◆ WORK REQUIRED: Print the records below word for word, but leave out the pictures.

◆ DATA SHOWN:
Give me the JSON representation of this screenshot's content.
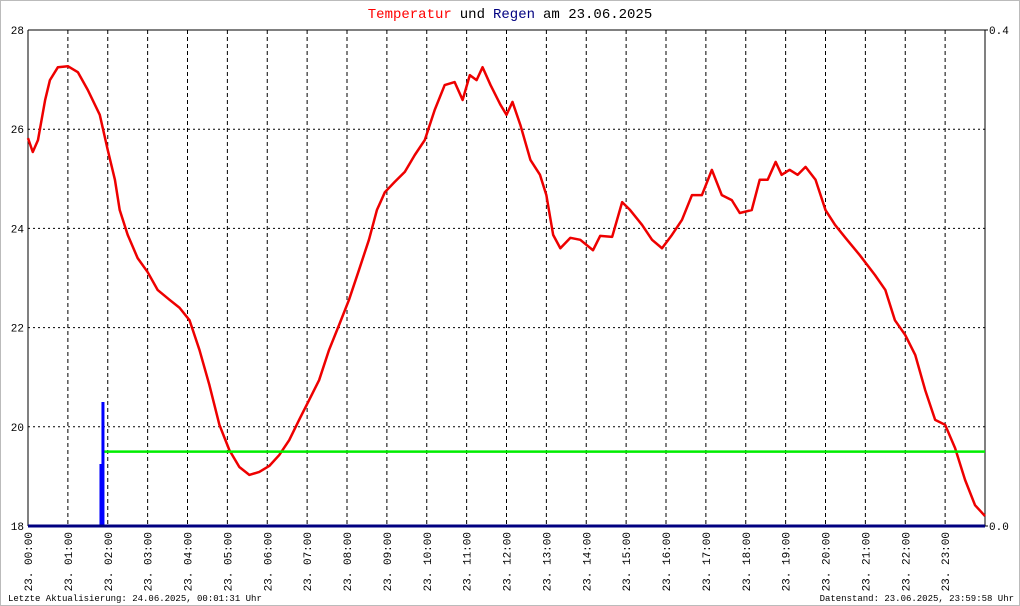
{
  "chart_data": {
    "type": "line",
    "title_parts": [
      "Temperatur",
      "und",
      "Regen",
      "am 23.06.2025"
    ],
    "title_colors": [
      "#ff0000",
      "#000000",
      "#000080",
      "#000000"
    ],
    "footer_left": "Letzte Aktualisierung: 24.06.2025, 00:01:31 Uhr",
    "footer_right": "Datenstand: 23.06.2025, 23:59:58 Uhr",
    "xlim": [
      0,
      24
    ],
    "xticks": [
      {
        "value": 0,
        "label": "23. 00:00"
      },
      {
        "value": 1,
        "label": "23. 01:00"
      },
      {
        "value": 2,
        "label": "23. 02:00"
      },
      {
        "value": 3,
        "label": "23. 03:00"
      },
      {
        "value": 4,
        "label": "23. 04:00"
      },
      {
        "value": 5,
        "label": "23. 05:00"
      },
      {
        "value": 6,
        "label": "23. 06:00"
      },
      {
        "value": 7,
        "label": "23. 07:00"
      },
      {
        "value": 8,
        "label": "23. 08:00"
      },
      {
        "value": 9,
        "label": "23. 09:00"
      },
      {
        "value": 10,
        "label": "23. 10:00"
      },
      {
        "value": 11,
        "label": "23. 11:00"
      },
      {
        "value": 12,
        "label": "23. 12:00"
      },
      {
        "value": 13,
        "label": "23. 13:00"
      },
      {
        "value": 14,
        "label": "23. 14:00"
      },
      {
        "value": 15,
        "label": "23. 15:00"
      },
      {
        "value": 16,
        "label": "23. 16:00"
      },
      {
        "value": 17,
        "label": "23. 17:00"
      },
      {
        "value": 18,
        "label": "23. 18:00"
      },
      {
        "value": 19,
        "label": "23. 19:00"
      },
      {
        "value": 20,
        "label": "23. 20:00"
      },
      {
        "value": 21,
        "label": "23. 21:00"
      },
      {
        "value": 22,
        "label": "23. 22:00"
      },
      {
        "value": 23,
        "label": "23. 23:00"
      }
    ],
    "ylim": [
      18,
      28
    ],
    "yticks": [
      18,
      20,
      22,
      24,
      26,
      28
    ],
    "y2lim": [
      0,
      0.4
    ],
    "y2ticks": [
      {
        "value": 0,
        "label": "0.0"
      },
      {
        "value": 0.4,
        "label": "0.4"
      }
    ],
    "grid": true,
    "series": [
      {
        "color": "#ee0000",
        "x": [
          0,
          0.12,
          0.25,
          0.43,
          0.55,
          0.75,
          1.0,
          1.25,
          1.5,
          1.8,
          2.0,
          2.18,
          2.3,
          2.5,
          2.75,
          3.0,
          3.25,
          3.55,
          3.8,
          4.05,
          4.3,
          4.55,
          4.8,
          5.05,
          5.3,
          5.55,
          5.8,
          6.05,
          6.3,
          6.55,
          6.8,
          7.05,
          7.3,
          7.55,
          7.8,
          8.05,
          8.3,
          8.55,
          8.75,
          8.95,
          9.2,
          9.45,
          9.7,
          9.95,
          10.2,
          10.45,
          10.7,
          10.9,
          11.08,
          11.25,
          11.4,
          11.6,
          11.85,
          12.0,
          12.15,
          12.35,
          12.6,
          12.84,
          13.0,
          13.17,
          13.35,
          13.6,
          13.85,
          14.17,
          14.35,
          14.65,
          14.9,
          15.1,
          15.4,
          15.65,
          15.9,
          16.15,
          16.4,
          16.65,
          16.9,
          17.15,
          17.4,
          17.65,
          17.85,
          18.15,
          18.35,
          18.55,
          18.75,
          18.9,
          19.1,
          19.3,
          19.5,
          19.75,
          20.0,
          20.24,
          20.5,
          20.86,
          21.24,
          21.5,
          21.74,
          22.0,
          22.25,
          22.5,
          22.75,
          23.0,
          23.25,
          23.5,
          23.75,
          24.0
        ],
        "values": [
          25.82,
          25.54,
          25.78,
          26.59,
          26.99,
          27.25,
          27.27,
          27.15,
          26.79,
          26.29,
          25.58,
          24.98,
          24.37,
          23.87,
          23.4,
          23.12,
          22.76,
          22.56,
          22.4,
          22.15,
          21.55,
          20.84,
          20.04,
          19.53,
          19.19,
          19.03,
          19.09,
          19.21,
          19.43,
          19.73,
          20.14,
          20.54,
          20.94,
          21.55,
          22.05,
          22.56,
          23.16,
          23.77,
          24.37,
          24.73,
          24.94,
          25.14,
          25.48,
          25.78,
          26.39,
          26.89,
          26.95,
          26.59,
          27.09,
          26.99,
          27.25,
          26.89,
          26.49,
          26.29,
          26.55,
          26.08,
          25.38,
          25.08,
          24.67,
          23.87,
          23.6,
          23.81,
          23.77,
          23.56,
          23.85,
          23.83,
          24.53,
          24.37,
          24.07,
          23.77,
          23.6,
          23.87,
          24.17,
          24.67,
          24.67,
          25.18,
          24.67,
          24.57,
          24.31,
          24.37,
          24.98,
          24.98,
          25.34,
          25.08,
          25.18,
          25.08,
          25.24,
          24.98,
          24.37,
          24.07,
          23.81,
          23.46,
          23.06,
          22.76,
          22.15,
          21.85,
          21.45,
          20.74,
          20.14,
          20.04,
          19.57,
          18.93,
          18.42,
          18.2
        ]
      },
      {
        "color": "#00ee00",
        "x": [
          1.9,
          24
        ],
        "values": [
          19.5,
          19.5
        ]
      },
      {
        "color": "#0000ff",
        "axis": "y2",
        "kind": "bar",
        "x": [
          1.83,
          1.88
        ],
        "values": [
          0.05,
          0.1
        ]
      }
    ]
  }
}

◆ RESPONSE:
Give me the JSON representation of this screenshot's content.
{
  "chart_data": {
    "type": "line",
    "title_parts": [
      "Temperatur",
      "und",
      "Regen",
      "am 23.06.2025"
    ],
    "title_colors": [
      "#ff0000",
      "#000000",
      "#000080",
      "#000000"
    ],
    "footer_left": "Letzte Aktualisierung: 24.06.2025, 00:01:31 Uhr",
    "footer_right": "Datenstand: 23.06.2025, 23:59:58 Uhr",
    "xlim": [
      0,
      24
    ],
    "xticks": [
      {
        "value": 0,
        "label": "23. 00:00"
      },
      {
        "value": 1,
        "label": "23. 01:00"
      },
      {
        "value": 2,
        "label": "23. 02:00"
      },
      {
        "value": 3,
        "label": "23. 03:00"
      },
      {
        "value": 4,
        "label": "23. 04:00"
      },
      {
        "value": 5,
        "label": "23. 05:00"
      },
      {
        "value": 6,
        "label": "23. 06:00"
      },
      {
        "value": 7,
        "label": "23. 07:00"
      },
      {
        "value": 8,
        "label": "23. 08:00"
      },
      {
        "value": 9,
        "label": "23. 09:00"
      },
      {
        "value": 10,
        "label": "23. 10:00"
      },
      {
        "value": 11,
        "label": "23. 11:00"
      },
      {
        "value": 12,
        "label": "23. 12:00"
      },
      {
        "value": 13,
        "label": "23. 13:00"
      },
      {
        "value": 14,
        "label": "23. 14:00"
      },
      {
        "value": 15,
        "label": "23. 15:00"
      },
      {
        "value": 16,
        "label": "23. 16:00"
      },
      {
        "value": 17,
        "label": "23. 17:00"
      },
      {
        "value": 18,
        "label": "23. 18:00"
      },
      {
        "value": 19,
        "label": "23. 19:00"
      },
      {
        "value": 20,
        "label": "23. 20:00"
      },
      {
        "value": 21,
        "label": "23. 21:00"
      },
      {
        "value": 22,
        "label": "23. 22:00"
      },
      {
        "value": 23,
        "label": "23. 23:00"
      }
    ],
    "ylim": [
      18,
      28
    ],
    "yticks": [
      18,
      20,
      22,
      24,
      26,
      28
    ],
    "y2lim": [
      0,
      0.4
    ],
    "y2ticks": [
      {
        "value": 0,
        "label": "0.0"
      },
      {
        "value": 0.4,
        "label": "0.4"
      }
    ],
    "grid": true,
    "series": [
      {
        "color": "#ee0000",
        "x": [
          0,
          0.12,
          0.25,
          0.43,
          0.55,
          0.75,
          1.0,
          1.25,
          1.5,
          1.8,
          2.0,
          2.18,
          2.3,
          2.5,
          2.75,
          3.0,
          3.25,
          3.55,
          3.8,
          4.05,
          4.3,
          4.55,
          4.8,
          5.05,
          5.3,
          5.55,
          5.8,
          6.05,
          6.3,
          6.55,
          6.8,
          7.05,
          7.3,
          7.55,
          7.8,
          8.05,
          8.3,
          8.55,
          8.75,
          8.95,
          9.2,
          9.45,
          9.7,
          9.95,
          10.2,
          10.45,
          10.7,
          10.9,
          11.08,
          11.25,
          11.4,
          11.6,
          11.85,
          12.0,
          12.15,
          12.35,
          12.6,
          12.84,
          13.0,
          13.17,
          13.35,
          13.6,
          13.85,
          14.17,
          14.35,
          14.65,
          14.9,
          15.1,
          15.4,
          15.65,
          15.9,
          16.15,
          16.4,
          16.65,
          16.9,
          17.15,
          17.4,
          17.65,
          17.85,
          18.15,
          18.35,
          18.55,
          18.75,
          18.9,
          19.1,
          19.3,
          19.5,
          19.75,
          20.0,
          20.24,
          20.5,
          20.86,
          21.24,
          21.5,
          21.74,
          22.0,
          22.25,
          22.5,
          22.75,
          23.0,
          23.25,
          23.5,
          23.75,
          24.0
        ],
        "values": [
          25.82,
          25.54,
          25.78,
          26.59,
          26.99,
          27.25,
          27.27,
          27.15,
          26.79,
          26.29,
          25.58,
          24.98,
          24.37,
          23.87,
          23.4,
          23.12,
          22.76,
          22.56,
          22.4,
          22.15,
          21.55,
          20.84,
          20.04,
          19.53,
          19.19,
          19.03,
          19.09,
          19.21,
          19.43,
          19.73,
          20.14,
          20.54,
          20.94,
          21.55,
          22.05,
          22.56,
          23.16,
          23.77,
          24.37,
          24.73,
          24.94,
          25.14,
          25.48,
          25.78,
          26.39,
          26.89,
          26.95,
          26.59,
          27.09,
          26.99,
          27.25,
          26.89,
          26.49,
          26.29,
          26.55,
          26.08,
          25.38,
          25.08,
          24.67,
          23.87,
          23.6,
          23.81,
          23.77,
          23.56,
          23.85,
          23.83,
          24.53,
          24.37,
          24.07,
          23.77,
          23.6,
          23.87,
          24.17,
          24.67,
          24.67,
          25.18,
          24.67,
          24.57,
          24.31,
          24.37,
          24.98,
          24.98,
          25.34,
          25.08,
          25.18,
          25.08,
          25.24,
          24.98,
          24.37,
          24.07,
          23.81,
          23.46,
          23.06,
          22.76,
          22.15,
          21.85,
          21.45,
          20.74,
          20.14,
          20.04,
          19.57,
          18.93,
          18.42,
          18.2
        ]
      },
      {
        "color": "#00ee00",
        "x": [
          1.9,
          24
        ],
        "values": [
          19.5,
          19.5
        ]
      },
      {
        "color": "#0000ff",
        "axis": "y2",
        "kind": "bar",
        "x": [
          1.83,
          1.88
        ],
        "values": [
          0.05,
          0.1
        ]
      }
    ]
  }
}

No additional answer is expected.